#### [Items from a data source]
_ _ _ _ _
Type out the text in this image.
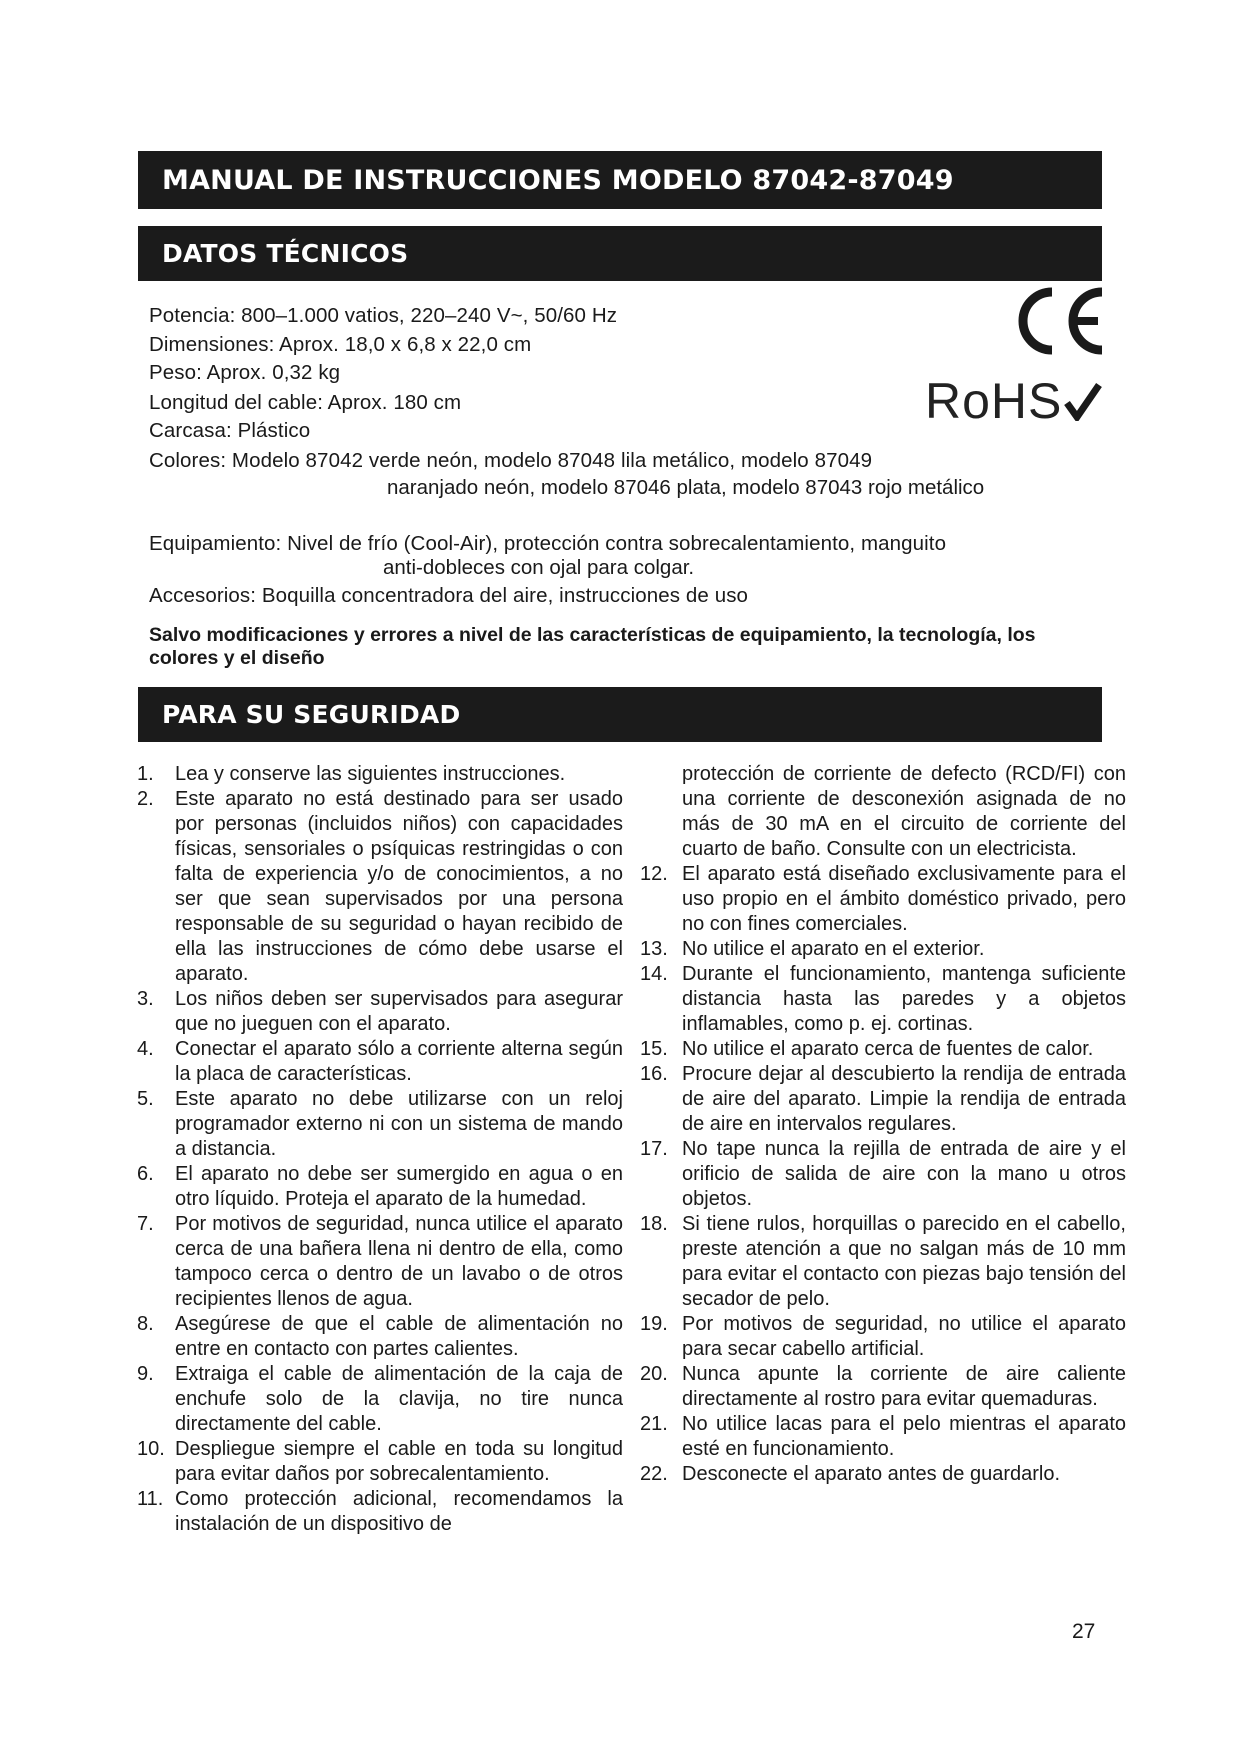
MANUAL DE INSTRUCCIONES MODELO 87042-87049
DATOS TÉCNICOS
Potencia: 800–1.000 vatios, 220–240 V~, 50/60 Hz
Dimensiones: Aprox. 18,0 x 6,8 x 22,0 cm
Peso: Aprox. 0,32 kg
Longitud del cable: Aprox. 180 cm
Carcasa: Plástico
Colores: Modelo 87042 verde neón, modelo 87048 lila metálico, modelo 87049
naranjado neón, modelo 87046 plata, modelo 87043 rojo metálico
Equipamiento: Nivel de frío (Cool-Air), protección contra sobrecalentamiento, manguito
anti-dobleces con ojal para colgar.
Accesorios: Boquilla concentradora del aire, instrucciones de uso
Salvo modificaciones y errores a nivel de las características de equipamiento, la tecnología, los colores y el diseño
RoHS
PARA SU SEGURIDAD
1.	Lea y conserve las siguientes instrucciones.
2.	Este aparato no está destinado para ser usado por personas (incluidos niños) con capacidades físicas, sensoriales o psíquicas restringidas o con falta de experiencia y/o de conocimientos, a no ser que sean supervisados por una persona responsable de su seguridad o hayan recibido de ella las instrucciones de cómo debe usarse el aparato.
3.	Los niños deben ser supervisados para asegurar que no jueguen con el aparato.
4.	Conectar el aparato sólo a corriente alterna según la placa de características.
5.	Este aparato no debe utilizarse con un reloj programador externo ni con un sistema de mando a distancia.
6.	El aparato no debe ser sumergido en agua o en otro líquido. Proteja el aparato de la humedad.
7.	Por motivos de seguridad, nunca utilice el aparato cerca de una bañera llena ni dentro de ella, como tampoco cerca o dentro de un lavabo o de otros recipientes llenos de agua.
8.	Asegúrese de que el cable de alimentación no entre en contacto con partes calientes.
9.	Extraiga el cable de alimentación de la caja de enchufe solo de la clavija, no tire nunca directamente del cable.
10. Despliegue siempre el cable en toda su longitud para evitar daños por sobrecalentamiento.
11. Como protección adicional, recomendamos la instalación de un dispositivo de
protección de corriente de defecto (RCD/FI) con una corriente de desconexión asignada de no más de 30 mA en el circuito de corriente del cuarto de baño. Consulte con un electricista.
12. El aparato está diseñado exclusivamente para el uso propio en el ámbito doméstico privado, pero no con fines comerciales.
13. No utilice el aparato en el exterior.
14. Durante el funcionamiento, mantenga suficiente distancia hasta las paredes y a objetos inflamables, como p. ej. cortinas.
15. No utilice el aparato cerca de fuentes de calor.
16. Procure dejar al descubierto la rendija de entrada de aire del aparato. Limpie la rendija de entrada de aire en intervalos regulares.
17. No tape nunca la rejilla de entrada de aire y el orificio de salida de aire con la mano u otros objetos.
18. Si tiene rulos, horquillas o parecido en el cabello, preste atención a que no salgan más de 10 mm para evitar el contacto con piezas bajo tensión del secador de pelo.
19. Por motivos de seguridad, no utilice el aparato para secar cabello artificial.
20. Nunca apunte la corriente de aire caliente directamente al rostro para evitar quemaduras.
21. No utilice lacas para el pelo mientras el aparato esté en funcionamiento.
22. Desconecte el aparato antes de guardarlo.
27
_ _ _ _ _
Search the records for the word "contacto", then list every line that has it.

#### [OUTPUT FOR THIS EXERCISE]
8.	Asegúrese de que el cable de alimentación no entre en contacto con partes calientes.
18. Si tiene rulos, horquillas o parecido en el cabello, preste atención a que no salgan más de 10 mm para evitar el contacto con piezas bajo tensión del secador de pelo.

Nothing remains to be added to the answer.